[THE INPUT start]

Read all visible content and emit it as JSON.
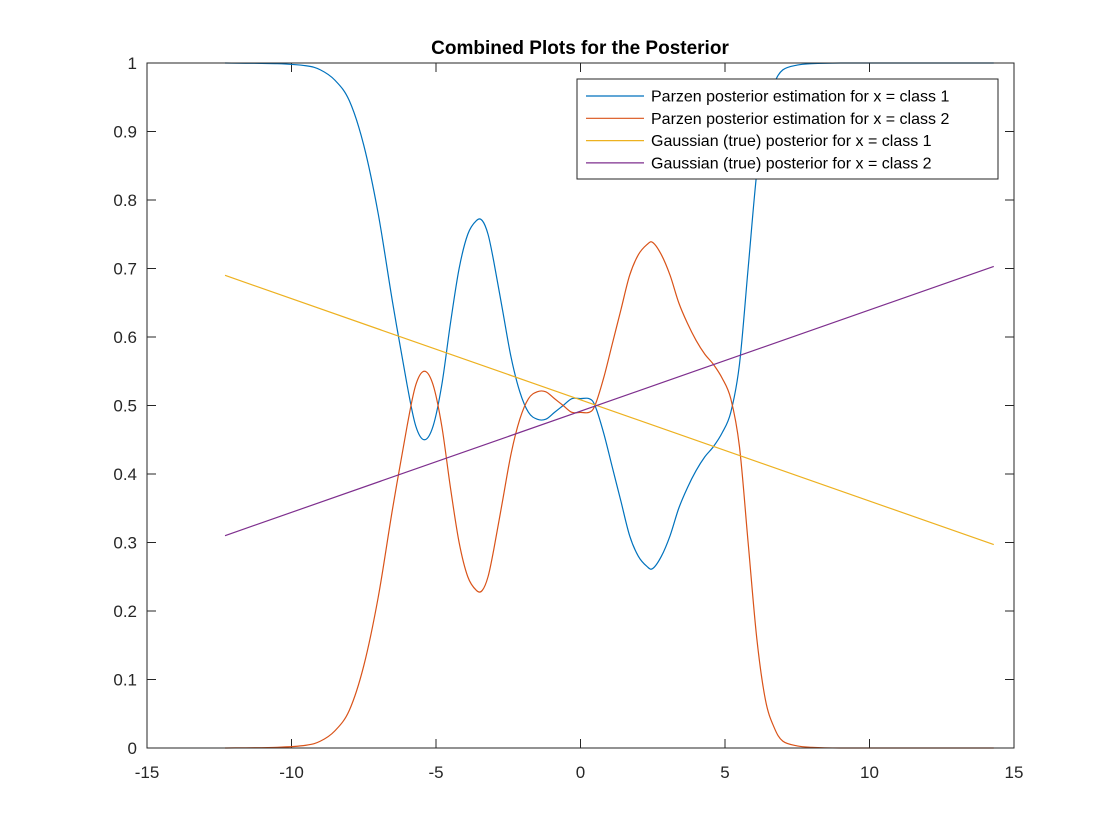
{
  "chart_data": {
    "type": "line",
    "title": "Combined Plots for the Posterior",
    "xlabel": "",
    "ylabel": "",
    "xlim": [
      -15,
      15
    ],
    "ylim": [
      0,
      1
    ],
    "x_ticks": [
      -15,
      -10,
      -5,
      0,
      5,
      10,
      15
    ],
    "y_ticks": [
      0,
      0.1,
      0.2,
      0.3,
      0.4,
      0.5,
      0.6,
      0.7,
      0.8,
      0.9,
      1
    ],
    "x_tick_labels": [
      "-15",
      "-10",
      "-5",
      "0",
      "5",
      "10",
      "15"
    ],
    "y_tick_labels": [
      "0",
      "0.1",
      "0.2",
      "0.3",
      "0.4",
      "0.5",
      "0.6",
      "0.7",
      "0.8",
      "0.9",
      "1"
    ],
    "grid": false,
    "legend_position": "top-right",
    "series": [
      {
        "name": "Parzen posterior estimation for x = class 1",
        "color": "#0072BD",
        "x": [
          -12.3,
          -10.5,
          -9.5,
          -9.0,
          -8.5,
          -8.0,
          -7.5,
          -7.0,
          -6.5,
          -6.0,
          -5.7,
          -5.4,
          -5.1,
          -4.8,
          -4.5,
          -4.2,
          -3.9,
          -3.6,
          -3.4,
          -3.2,
          -3.0,
          -2.7,
          -2.4,
          -2.1,
          -1.8,
          -1.5,
          -1.2,
          -0.9,
          -0.6,
          -0.3,
          0.0,
          0.3,
          0.5,
          0.8,
          1.1,
          1.4,
          1.7,
          2.0,
          2.3,
          2.5,
          2.8,
          3.1,
          3.4,
          3.7,
          4.0,
          4.3,
          4.6,
          4.9,
          5.2,
          5.5,
          5.8,
          6.1,
          6.4,
          6.7,
          7.0,
          7.5,
          8.0,
          9.0,
          11.0,
          14.3
        ],
        "y": [
          1.0,
          0.999,
          0.996,
          0.99,
          0.975,
          0.945,
          0.88,
          0.78,
          0.65,
          0.53,
          0.47,
          0.45,
          0.47,
          0.53,
          0.62,
          0.7,
          0.75,
          0.77,
          0.77,
          0.75,
          0.71,
          0.64,
          0.57,
          0.52,
          0.49,
          0.48,
          0.48,
          0.49,
          0.5,
          0.51,
          0.51,
          0.51,
          0.5,
          0.46,
          0.41,
          0.36,
          0.31,
          0.28,
          0.265,
          0.262,
          0.28,
          0.31,
          0.35,
          0.38,
          0.405,
          0.425,
          0.44,
          0.46,
          0.49,
          0.56,
          0.7,
          0.84,
          0.93,
          0.97,
          0.99,
          0.997,
          0.999,
          1.0,
          1.0,
          1.0
        ]
      },
      {
        "name": "Parzen posterior estimation for x = class 2",
        "color": "#D95319",
        "x": [
          -12.3,
          -10.5,
          -9.5,
          -9.0,
          -8.5,
          -8.0,
          -7.5,
          -7.0,
          -6.5,
          -6.0,
          -5.7,
          -5.4,
          -5.1,
          -4.8,
          -4.5,
          -4.2,
          -3.9,
          -3.6,
          -3.4,
          -3.2,
          -3.0,
          -2.7,
          -2.4,
          -2.1,
          -1.8,
          -1.5,
          -1.2,
          -0.9,
          -0.6,
          -0.3,
          0.0,
          0.3,
          0.5,
          0.8,
          1.1,
          1.4,
          1.7,
          2.0,
          2.3,
          2.5,
          2.8,
          3.1,
          3.4,
          3.7,
          4.0,
          4.3,
          4.6,
          4.9,
          5.2,
          5.5,
          5.8,
          6.1,
          6.4,
          6.7,
          7.0,
          7.5,
          8.0,
          9.0,
          11.0,
          14.3
        ],
        "y": [
          0.0,
          0.001,
          0.004,
          0.01,
          0.025,
          0.055,
          0.12,
          0.22,
          0.35,
          0.47,
          0.53,
          0.55,
          0.53,
          0.47,
          0.38,
          0.3,
          0.25,
          0.23,
          0.23,
          0.25,
          0.29,
          0.36,
          0.43,
          0.48,
          0.51,
          0.52,
          0.52,
          0.51,
          0.5,
          0.49,
          0.49,
          0.49,
          0.5,
          0.54,
          0.59,
          0.64,
          0.69,
          0.72,
          0.735,
          0.738,
          0.72,
          0.69,
          0.65,
          0.62,
          0.595,
          0.575,
          0.56,
          0.54,
          0.51,
          0.44,
          0.3,
          0.16,
          0.07,
          0.03,
          0.01,
          0.003,
          0.001,
          0.0,
          0.0,
          0.0
        ]
      },
      {
        "name": "Gaussian (true) posterior for x = class 1",
        "color": "#EDB120",
        "x": [
          -12.3,
          14.3
        ],
        "y": [
          0.69,
          0.297
        ]
      },
      {
        "name": "Gaussian (true) posterior for x = class 2",
        "color": "#7E2F8E",
        "x": [
          -12.3,
          14.3
        ],
        "y": [
          0.31,
          0.703
        ]
      }
    ]
  }
}
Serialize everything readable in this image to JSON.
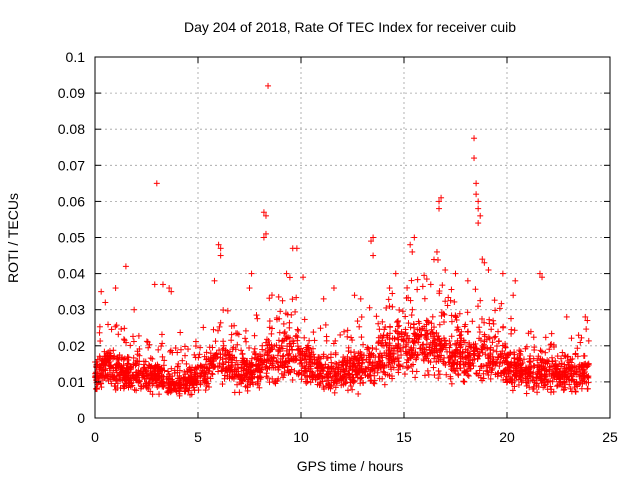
{
  "chart_data": {
    "type": "scatter",
    "title": "Day 204 of 2018, Rate Of TEC Index for receiver cuib",
    "xlabel": "GPS time / hours",
    "ylabel": "ROTI / TECUs",
    "xlim": [
      0,
      25
    ],
    "ylim": [
      0,
      0.1
    ],
    "xticks": [
      "0",
      "5",
      "10",
      "15",
      "20",
      "25"
    ],
    "yticks": [
      "0",
      "0.01",
      "0.02",
      "0.03",
      "0.04",
      "0.05",
      "0.06",
      "0.07",
      "0.08",
      "0.09",
      "0.1"
    ],
    "grid": true,
    "marker": "+",
    "series_color": "#ff0000",
    "series": [
      {
        "name": "ROTI",
        "points": [
          [
            8.4,
            0.092
          ],
          [
            3.0,
            0.065
          ],
          [
            18.4,
            0.0775
          ],
          [
            18.4,
            0.072
          ],
          [
            18.5,
            0.065
          ],
          [
            18.5,
            0.062
          ],
          [
            18.6,
            0.06
          ],
          [
            18.6,
            0.058
          ],
          [
            18.7,
            0.056
          ],
          [
            18.6,
            0.054
          ],
          [
            16.7,
            0.06
          ],
          [
            16.7,
            0.058
          ],
          [
            16.8,
            0.061
          ],
          [
            8.2,
            0.057
          ],
          [
            8.3,
            0.056
          ],
          [
            8.3,
            0.051
          ],
          [
            8.2,
            0.05
          ],
          [
            13.5,
            0.05
          ],
          [
            13.4,
            0.049
          ],
          [
            13.5,
            0.045
          ],
          [
            15.5,
            0.05
          ],
          [
            15.3,
            0.048
          ],
          [
            15.4,
            0.046
          ],
          [
            16.6,
            0.046
          ],
          [
            9.6,
            0.047
          ],
          [
            9.8,
            0.047
          ],
          [
            6.0,
            0.048
          ],
          [
            6.1,
            0.047
          ],
          [
            6.1,
            0.045
          ],
          [
            1.5,
            0.042
          ],
          [
            21.6,
            0.04
          ],
          [
            21.7,
            0.039
          ],
          [
            18.9,
            0.043
          ],
          [
            18.8,
            0.044
          ],
          [
            19.1,
            0.041
          ],
          [
            3.3,
            0.037
          ],
          [
            2.9,
            0.037
          ],
          [
            3.6,
            0.036
          ],
          [
            3.7,
            0.035
          ],
          [
            0.3,
            0.035
          ],
          [
            9.3,
            0.04
          ],
          [
            10.1,
            0.039
          ],
          [
            7.6,
            0.04
          ],
          [
            7.5,
            0.036
          ],
          [
            5.8,
            0.038
          ],
          [
            11.6,
            0.036
          ],
          [
            14.6,
            0.04
          ],
          [
            17.0,
            0.041
          ],
          [
            17.5,
            0.04
          ],
          [
            19.8,
            0.04
          ],
          [
            20.4,
            0.038
          ],
          [
            22.9,
            0.028
          ],
          [
            23.8,
            0.028
          ],
          [
            23.9,
            0.027
          ],
          [
            1.0,
            0.036
          ],
          [
            0.5,
            0.032
          ],
          [
            1.9,
            0.03
          ],
          [
            12.6,
            0.034
          ],
          [
            12.9,
            0.033
          ],
          [
            11.1,
            0.033
          ],
          [
            14.3,
            0.036
          ],
          [
            20.3,
            0.034
          ],
          [
            18.1,
            0.038
          ],
          [
            16.3,
            0.037
          ]
        ]
      }
    ]
  }
}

[THE INPUT end]

> [EXERCISE DESCRIPTION]
Out of the records, collect only those lines that contain the string "Gaussian".

> [SOLUTION TO THIS TASK]
        "name": "Gaussian (true) posterior for x = class 1",
        "name": "Gaussian (true) posterior for x = class 2",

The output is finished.